+++ INFORMATION GIVEN

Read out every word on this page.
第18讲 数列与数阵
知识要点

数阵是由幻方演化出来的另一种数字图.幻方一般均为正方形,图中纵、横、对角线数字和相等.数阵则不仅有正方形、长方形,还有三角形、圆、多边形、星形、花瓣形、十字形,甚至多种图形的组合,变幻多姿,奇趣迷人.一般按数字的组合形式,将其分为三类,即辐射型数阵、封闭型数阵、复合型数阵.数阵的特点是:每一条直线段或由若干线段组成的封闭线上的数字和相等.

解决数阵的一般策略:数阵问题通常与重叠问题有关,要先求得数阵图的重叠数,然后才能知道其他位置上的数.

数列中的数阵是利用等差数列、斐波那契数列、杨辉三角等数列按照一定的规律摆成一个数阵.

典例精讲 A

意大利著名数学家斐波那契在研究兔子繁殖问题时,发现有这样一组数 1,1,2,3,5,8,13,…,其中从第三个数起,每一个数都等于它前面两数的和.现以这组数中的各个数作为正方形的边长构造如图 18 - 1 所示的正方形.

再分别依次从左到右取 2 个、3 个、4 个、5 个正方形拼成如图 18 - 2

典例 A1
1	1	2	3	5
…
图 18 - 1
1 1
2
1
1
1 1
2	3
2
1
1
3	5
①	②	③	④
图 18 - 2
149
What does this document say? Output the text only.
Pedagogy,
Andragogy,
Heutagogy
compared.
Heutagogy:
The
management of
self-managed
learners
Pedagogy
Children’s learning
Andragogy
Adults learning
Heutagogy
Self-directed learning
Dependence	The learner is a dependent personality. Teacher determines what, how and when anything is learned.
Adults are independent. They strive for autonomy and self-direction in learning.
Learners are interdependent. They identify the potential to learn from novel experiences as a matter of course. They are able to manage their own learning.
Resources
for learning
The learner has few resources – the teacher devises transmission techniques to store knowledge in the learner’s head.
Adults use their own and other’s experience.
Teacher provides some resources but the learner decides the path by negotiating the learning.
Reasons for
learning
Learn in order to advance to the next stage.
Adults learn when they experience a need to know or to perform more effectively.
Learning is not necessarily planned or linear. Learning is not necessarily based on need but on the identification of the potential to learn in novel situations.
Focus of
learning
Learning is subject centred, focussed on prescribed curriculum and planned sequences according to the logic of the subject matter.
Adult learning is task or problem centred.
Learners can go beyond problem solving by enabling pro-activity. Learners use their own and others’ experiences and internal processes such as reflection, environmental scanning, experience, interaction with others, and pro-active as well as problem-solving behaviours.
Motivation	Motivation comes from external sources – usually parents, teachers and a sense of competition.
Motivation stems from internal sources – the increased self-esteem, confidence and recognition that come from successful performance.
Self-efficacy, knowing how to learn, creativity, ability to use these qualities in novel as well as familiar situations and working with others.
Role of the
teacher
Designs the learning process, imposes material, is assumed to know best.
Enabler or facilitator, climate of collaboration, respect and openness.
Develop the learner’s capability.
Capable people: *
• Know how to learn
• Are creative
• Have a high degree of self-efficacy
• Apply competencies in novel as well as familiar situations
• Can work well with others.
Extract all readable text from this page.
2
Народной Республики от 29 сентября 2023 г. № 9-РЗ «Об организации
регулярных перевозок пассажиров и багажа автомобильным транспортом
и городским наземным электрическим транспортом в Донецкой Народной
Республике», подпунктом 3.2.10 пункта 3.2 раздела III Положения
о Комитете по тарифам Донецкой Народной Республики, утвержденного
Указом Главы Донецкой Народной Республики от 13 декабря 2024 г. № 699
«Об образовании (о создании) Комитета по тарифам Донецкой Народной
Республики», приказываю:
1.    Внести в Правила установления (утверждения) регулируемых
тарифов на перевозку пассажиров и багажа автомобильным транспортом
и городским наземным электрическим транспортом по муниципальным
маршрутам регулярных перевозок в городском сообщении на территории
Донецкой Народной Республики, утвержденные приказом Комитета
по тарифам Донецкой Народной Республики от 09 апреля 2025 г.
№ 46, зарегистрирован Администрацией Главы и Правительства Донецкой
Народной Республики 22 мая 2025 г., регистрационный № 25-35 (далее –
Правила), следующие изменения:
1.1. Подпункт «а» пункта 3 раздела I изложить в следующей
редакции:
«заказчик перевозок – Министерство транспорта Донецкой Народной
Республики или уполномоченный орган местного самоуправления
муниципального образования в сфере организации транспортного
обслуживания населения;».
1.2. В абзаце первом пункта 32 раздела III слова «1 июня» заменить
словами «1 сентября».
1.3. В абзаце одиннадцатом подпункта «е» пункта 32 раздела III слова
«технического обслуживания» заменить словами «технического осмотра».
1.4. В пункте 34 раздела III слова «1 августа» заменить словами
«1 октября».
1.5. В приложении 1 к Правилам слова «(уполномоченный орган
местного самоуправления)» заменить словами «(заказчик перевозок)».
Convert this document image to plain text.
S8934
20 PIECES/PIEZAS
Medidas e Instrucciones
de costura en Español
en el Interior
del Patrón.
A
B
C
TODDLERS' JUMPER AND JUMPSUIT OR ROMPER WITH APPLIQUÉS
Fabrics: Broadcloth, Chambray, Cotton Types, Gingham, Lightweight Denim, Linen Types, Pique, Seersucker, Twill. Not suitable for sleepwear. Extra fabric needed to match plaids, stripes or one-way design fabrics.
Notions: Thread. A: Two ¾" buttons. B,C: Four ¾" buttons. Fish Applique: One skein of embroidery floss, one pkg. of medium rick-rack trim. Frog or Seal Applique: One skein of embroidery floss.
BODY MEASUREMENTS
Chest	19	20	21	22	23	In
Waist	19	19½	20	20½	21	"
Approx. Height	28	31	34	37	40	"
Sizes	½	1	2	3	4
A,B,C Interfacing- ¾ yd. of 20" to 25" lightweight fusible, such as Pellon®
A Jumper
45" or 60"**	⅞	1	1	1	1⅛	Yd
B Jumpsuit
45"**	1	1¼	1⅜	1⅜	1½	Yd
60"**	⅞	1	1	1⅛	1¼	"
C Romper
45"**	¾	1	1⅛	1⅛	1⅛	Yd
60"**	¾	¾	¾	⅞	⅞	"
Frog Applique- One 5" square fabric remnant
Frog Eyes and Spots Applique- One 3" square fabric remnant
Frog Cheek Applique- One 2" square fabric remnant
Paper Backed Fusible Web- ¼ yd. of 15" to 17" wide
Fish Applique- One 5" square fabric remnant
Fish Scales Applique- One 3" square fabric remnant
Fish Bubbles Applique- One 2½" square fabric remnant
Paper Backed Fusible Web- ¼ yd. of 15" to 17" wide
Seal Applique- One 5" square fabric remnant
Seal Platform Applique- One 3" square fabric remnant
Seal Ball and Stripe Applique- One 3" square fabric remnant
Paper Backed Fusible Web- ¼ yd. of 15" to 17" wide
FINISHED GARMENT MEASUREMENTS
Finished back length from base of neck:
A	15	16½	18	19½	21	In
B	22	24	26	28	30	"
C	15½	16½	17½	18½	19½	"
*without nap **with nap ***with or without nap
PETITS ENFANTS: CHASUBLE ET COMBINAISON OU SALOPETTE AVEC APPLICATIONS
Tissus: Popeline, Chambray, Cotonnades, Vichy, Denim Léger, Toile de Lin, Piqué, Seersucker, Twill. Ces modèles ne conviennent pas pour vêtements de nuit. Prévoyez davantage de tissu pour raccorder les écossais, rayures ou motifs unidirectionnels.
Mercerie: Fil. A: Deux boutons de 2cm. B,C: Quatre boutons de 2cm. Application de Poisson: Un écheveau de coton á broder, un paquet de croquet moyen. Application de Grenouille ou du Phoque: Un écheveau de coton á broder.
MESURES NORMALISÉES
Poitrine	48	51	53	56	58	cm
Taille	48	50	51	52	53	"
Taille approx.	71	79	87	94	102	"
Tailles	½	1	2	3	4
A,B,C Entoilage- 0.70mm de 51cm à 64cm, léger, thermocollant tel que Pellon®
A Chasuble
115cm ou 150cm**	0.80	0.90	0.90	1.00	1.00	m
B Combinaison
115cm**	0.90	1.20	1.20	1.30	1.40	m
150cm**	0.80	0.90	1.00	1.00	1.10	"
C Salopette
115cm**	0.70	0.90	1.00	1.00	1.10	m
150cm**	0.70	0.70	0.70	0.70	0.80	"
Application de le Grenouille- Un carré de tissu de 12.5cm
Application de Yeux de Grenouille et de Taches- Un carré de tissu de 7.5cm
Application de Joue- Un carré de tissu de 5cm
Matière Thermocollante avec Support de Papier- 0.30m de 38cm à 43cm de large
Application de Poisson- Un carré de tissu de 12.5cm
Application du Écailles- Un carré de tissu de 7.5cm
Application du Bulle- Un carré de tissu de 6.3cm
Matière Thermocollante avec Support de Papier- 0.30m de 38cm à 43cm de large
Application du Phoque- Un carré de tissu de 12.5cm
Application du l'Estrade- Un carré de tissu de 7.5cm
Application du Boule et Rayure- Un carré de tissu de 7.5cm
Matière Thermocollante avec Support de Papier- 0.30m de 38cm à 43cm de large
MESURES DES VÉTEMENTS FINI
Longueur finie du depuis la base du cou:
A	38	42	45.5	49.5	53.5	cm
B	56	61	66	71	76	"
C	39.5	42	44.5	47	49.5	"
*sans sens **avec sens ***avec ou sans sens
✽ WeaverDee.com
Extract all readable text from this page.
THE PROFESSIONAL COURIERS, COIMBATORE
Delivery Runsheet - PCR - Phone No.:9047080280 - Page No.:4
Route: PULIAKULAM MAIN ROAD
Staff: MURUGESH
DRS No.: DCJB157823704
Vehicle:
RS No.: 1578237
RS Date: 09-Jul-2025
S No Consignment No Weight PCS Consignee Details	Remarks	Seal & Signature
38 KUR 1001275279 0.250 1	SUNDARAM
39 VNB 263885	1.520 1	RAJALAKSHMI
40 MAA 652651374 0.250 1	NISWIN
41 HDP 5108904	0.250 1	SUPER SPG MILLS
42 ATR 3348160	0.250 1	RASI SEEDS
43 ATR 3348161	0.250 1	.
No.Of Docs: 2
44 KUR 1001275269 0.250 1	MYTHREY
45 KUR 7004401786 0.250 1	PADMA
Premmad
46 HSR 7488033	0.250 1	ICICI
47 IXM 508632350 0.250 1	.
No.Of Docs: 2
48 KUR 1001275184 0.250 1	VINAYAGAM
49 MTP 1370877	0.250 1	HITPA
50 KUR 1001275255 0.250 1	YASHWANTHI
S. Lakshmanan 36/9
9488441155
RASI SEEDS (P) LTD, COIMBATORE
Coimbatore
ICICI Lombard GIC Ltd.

++++++

- GOAL
From the data above, copy each line that has the string "словами".

- FINISHED ANSWER
словами «1 сентября».
«технического обслуживания» заменить словами «технического осмотра».
1.4. В пункте 34 раздела III слова «1 августа» заменить словами
местного самоуправления)» заменить словами «(заказчик перевозок)».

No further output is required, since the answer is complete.